→ Task requirements:
Take from the listing each line that has the string "this".

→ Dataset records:
● ● ● ● ●

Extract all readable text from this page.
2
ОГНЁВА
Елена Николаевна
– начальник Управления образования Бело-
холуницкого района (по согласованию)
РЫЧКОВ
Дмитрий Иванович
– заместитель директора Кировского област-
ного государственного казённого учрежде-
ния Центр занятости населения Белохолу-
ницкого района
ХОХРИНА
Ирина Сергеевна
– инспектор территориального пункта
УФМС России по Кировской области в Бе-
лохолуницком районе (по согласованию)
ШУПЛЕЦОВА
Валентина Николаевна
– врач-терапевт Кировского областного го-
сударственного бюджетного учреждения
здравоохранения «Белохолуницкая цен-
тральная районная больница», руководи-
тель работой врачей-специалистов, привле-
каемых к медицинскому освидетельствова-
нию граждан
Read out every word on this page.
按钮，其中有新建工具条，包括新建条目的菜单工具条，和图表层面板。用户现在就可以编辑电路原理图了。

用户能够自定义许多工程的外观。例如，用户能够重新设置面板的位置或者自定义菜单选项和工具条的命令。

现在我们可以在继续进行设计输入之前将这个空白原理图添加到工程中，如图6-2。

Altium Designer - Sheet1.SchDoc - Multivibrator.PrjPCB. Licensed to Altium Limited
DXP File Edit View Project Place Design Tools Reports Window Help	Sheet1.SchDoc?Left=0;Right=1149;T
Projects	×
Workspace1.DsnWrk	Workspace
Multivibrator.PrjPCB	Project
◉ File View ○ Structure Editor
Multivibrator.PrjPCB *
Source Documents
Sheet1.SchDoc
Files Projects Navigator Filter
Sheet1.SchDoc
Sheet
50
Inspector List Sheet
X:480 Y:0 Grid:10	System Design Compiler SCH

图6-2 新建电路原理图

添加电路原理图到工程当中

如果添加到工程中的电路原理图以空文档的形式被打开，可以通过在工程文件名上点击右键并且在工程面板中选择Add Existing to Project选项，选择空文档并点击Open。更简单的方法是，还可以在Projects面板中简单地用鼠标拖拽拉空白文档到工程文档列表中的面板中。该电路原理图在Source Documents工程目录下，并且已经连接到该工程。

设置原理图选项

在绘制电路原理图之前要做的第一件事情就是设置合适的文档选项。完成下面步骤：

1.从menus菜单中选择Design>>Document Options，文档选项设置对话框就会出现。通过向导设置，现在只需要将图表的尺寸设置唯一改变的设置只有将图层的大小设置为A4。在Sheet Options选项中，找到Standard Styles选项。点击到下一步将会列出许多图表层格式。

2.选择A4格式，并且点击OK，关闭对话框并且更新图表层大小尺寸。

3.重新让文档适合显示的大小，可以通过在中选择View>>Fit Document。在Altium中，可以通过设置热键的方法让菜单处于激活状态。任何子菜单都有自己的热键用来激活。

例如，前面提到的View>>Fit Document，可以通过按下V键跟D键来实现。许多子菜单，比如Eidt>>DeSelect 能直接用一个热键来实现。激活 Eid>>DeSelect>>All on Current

● ● ● ● ●

→ Reply to the exercise:
Extract all readable text from this page.
Read out every word on this page.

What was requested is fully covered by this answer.